INSTRUCTIONS FOR THE TASK —
Set down each entry exactly as given; pictures should not appear in the copy.

DATA SUPPLIED —
┌──

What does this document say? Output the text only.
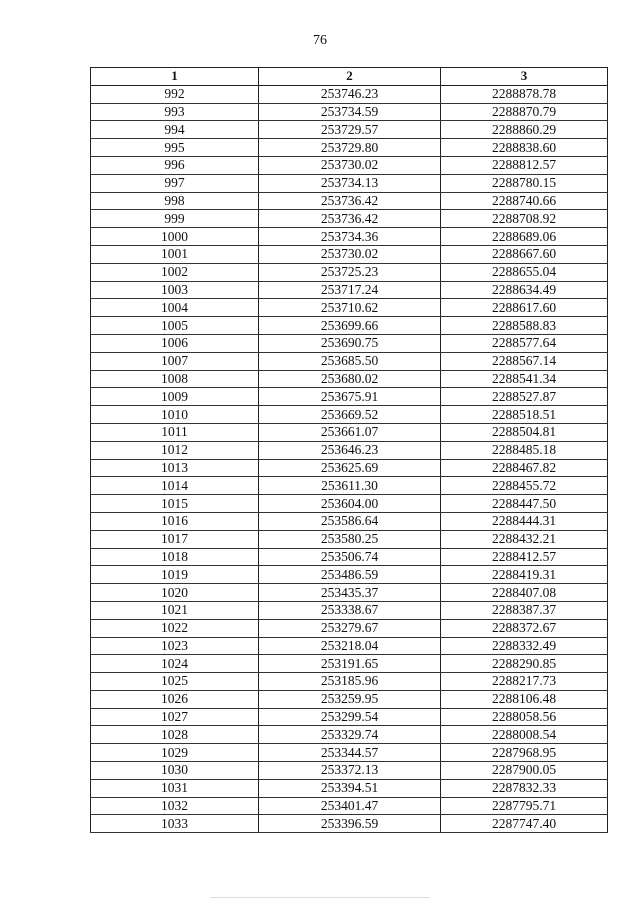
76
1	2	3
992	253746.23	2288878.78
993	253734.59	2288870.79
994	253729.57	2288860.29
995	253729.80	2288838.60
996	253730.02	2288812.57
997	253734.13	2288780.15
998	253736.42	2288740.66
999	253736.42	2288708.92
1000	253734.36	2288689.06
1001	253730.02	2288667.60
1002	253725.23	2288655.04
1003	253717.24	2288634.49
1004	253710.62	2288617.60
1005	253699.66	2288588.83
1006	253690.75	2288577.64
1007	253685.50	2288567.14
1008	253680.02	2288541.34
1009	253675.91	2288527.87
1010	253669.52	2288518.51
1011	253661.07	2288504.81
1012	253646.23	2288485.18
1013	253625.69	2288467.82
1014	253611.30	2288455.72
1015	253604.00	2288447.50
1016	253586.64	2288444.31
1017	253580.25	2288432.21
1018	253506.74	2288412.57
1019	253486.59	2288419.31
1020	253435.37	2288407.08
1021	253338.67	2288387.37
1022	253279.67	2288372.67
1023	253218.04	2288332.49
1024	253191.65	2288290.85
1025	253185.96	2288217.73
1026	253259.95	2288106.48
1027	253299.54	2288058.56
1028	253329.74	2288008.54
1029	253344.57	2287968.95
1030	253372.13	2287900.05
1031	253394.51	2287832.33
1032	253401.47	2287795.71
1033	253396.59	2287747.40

└──

RESPONSE TO THIS EXERCISE —
What does this document say? Output the text only.
76
1	2	3
992	253746.23	2288878.78
993	253734.59	2288870.79
994	253729.57	2288860.29
995	253729.80	2288838.60
996	253730.02	2288812.57
997	253734.13	2288780.15
998	253736.42	2288740.66
999	253736.42	2288708.92
1000	253734.36	2288689.06
1001	253730.02	2288667.60
1002	253725.23	2288655.04
1003	253717.24	2288634.49
1004	253710.62	2288617.60
1005	253699.66	2288588.83
1006	253690.75	2288577.64
1007	253685.50	2288567.14
1008	253680.02	2288541.34
1009	253675.91	2288527.87
1010	253669.52	2288518.51
1011	253661.07	2288504.81
1012	253646.23	2288485.18
1013	253625.69	2288467.82
1014	253611.30	2288455.72
1015	253604.00	2288447.50
1016	253586.64	2288444.31
1017	253580.25	2288432.21
1018	253506.74	2288412.57
1019	253486.59	2288419.31
1020	253435.37	2288407.08
1021	253338.67	2288387.37
1022	253279.67	2288372.67
1023	253218.04	2288332.49
1024	253191.65	2288290.85
1025	253185.96	2288217.73
1026	253259.95	2288106.48
1027	253299.54	2288058.56
1028	253329.74	2288008.54
1029	253344.57	2287968.95
1030	253372.13	2287900.05
1031	253394.51	2287832.33
1032	253401.47	2287795.71
1033	253396.59	2287747.40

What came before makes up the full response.